SUPPLIED MATERIAL =>

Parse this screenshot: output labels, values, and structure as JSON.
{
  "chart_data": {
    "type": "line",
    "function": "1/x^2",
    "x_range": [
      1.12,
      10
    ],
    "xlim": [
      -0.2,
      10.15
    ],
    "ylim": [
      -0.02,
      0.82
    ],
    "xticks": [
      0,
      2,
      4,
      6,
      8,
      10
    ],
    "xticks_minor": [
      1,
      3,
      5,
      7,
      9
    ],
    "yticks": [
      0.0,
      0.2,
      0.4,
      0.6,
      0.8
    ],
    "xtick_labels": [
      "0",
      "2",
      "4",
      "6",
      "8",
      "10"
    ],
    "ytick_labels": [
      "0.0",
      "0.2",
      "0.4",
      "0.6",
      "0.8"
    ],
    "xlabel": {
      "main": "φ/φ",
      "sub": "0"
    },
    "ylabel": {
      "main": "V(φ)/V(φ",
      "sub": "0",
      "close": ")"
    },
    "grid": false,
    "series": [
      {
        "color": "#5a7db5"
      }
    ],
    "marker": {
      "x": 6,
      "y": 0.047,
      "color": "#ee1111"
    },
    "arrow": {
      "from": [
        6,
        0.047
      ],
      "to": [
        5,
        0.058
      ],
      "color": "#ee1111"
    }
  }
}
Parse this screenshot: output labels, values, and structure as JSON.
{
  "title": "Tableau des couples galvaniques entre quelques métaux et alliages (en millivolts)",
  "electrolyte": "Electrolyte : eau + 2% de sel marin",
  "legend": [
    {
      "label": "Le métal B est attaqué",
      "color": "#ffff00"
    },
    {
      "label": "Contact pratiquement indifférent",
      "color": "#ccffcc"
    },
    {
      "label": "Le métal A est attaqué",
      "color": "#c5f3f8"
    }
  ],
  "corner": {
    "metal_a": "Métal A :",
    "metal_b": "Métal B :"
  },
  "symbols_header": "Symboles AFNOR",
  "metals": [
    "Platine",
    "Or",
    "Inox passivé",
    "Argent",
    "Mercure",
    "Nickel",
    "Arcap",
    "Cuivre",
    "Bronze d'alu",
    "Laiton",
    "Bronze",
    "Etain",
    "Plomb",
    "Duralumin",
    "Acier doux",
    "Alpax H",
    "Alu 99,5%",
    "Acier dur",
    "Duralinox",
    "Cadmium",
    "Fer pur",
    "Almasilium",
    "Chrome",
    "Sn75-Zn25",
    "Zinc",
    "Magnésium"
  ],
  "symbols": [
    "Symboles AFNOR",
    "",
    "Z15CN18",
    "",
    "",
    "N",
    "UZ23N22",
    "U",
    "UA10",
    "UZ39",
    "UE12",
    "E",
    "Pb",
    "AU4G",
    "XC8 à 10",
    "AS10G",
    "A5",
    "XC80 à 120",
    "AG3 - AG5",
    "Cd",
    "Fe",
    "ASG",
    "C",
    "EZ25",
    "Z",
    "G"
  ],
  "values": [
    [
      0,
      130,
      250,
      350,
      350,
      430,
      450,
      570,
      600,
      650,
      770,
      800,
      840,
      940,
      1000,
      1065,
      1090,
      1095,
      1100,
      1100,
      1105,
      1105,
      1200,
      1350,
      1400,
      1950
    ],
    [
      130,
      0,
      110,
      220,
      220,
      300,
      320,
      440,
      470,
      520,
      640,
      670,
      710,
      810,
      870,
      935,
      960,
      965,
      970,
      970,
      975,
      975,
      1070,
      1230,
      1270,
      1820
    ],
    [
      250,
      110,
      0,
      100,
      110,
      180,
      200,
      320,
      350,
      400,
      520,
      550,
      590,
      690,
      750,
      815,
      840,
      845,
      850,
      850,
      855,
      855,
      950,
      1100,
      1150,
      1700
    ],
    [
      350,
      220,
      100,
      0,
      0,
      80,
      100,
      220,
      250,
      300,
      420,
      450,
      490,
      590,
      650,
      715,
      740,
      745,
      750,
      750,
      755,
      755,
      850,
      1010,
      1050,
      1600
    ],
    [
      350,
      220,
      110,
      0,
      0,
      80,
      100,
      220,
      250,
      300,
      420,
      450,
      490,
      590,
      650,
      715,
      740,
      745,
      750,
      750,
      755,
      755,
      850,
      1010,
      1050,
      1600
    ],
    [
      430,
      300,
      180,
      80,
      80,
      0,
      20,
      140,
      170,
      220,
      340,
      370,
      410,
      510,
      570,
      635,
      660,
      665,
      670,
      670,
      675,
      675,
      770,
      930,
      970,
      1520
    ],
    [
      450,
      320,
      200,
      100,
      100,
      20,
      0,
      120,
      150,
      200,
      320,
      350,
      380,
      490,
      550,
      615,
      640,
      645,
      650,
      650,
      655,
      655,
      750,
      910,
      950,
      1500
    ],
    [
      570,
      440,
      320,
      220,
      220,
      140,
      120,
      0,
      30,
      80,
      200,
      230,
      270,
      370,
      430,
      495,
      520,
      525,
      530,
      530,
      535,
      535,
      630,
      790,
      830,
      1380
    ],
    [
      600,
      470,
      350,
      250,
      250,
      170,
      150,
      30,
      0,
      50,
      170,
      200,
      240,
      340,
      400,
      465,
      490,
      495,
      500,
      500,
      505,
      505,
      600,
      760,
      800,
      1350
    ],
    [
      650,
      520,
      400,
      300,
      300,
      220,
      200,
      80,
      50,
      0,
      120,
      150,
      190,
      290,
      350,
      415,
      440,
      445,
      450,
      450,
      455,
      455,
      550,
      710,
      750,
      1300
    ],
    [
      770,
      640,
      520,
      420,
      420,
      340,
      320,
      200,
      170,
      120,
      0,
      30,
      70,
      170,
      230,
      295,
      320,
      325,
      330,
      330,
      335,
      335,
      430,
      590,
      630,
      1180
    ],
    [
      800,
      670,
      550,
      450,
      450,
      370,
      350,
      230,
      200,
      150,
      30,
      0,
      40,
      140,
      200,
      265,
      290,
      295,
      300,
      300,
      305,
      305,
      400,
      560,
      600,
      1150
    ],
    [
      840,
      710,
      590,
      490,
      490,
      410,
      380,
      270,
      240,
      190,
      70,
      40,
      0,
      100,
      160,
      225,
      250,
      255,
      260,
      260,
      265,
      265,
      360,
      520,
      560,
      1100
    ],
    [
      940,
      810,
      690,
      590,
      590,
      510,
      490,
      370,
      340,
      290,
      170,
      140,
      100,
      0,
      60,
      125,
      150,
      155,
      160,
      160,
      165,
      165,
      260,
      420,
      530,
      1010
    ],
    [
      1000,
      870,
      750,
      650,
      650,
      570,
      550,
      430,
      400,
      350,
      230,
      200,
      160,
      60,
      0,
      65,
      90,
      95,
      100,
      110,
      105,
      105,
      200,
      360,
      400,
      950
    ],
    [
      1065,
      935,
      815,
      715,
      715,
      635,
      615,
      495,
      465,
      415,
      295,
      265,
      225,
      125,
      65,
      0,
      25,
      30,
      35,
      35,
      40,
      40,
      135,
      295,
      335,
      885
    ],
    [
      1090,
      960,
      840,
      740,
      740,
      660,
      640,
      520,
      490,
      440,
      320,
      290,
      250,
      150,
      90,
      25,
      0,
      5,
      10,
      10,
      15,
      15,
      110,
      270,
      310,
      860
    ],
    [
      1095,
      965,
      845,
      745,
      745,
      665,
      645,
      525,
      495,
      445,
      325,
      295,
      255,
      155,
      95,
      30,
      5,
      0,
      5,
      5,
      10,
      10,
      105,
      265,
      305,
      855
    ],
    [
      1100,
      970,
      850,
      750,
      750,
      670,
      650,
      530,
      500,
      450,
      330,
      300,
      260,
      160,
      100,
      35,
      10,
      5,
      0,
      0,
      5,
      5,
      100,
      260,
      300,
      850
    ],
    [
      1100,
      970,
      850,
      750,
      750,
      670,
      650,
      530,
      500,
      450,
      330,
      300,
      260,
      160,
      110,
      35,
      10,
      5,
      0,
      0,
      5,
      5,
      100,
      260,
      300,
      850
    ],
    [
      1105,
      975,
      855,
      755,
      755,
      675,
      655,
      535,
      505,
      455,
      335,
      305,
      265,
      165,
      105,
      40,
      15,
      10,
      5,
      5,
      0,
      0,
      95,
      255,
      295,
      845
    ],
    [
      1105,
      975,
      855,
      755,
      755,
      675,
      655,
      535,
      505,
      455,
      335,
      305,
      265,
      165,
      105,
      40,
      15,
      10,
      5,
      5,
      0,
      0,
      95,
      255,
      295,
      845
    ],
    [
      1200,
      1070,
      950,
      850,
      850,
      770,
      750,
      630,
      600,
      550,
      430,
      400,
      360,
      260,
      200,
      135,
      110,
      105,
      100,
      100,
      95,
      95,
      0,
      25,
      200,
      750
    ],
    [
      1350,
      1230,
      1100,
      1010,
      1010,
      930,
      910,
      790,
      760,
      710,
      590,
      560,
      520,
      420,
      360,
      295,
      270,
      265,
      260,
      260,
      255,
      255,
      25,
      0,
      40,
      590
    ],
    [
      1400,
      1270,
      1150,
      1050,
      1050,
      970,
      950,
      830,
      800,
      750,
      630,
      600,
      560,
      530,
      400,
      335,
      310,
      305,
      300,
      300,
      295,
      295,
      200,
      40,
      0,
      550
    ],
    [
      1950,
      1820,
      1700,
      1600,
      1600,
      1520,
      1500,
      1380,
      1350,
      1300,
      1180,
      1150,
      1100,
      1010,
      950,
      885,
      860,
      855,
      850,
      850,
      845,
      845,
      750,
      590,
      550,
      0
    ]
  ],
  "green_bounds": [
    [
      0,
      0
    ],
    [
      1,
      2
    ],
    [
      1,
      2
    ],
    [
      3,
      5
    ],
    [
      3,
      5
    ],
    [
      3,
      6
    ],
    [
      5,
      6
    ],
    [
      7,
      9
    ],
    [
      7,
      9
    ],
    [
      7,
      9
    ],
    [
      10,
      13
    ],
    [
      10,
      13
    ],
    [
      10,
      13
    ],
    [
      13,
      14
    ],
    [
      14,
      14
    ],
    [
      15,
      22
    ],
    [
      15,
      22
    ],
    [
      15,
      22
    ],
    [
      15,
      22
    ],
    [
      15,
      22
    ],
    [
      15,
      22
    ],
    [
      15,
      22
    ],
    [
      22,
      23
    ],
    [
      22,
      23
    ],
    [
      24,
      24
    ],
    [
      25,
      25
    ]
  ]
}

INSTRUCTIONS FOR THE TASK => Which lines hold the word "color"? Copy every one of them.

EXPECTED OUTPUT =>
        "color": "#5a7db5"
      "color": "#ee1111"
      "color": "#ee1111"
      "color": "#ffff00"
      "color": "#ccffcc"
      "color": "#c5f3f8"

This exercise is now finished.